Structured figure records:
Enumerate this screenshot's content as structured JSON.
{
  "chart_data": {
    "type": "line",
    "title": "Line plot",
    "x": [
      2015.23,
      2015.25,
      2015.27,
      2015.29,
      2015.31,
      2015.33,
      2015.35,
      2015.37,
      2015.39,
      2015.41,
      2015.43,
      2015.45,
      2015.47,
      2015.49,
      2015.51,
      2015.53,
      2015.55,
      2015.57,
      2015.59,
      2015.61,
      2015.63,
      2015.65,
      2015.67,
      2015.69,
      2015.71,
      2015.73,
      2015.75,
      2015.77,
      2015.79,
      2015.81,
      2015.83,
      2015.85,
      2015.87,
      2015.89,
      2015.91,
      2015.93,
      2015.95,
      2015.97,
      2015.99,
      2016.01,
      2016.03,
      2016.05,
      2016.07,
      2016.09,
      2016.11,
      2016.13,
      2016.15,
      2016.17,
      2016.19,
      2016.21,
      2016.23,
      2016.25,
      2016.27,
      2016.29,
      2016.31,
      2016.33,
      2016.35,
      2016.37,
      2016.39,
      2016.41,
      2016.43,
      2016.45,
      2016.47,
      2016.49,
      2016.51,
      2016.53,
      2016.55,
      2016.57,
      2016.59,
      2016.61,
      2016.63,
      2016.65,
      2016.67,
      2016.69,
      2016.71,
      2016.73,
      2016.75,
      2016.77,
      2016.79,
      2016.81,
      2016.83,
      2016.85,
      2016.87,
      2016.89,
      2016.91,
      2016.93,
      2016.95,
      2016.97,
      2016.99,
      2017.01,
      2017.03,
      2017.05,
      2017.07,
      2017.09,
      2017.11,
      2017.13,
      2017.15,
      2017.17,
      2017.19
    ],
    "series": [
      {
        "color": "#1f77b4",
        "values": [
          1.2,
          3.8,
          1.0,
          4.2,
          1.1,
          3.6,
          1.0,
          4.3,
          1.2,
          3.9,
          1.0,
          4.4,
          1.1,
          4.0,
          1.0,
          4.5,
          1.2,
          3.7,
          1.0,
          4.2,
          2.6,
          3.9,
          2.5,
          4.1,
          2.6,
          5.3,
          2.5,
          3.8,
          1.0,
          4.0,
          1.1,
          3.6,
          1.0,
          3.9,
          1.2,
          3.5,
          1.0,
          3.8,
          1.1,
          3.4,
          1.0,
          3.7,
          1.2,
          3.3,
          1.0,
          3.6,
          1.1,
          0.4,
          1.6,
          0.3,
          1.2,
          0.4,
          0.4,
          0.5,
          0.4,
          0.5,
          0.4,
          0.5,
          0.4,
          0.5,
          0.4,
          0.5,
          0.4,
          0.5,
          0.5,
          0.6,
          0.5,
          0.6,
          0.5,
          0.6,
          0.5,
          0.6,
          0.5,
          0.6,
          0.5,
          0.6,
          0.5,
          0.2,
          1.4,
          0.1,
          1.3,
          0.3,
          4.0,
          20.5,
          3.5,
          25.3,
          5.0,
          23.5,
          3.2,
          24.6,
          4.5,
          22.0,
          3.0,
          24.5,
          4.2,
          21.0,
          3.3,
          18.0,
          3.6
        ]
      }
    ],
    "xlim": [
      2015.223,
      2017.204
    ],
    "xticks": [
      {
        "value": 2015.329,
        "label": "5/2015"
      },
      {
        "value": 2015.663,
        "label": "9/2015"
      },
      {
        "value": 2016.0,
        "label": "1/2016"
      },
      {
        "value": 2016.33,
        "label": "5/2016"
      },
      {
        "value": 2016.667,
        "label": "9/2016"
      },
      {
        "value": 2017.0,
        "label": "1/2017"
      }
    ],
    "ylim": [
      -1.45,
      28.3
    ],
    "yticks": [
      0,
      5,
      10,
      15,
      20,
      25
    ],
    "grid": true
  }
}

Set problem: Gather all the lines that include the word "label" and copy them out.

Exercise answer:
        "label": "5/2015"
        "label": "9/2015"
        "label": "1/2016"
        "label": "5/2016"
        "label": "9/2016"
        "label": "1/2017"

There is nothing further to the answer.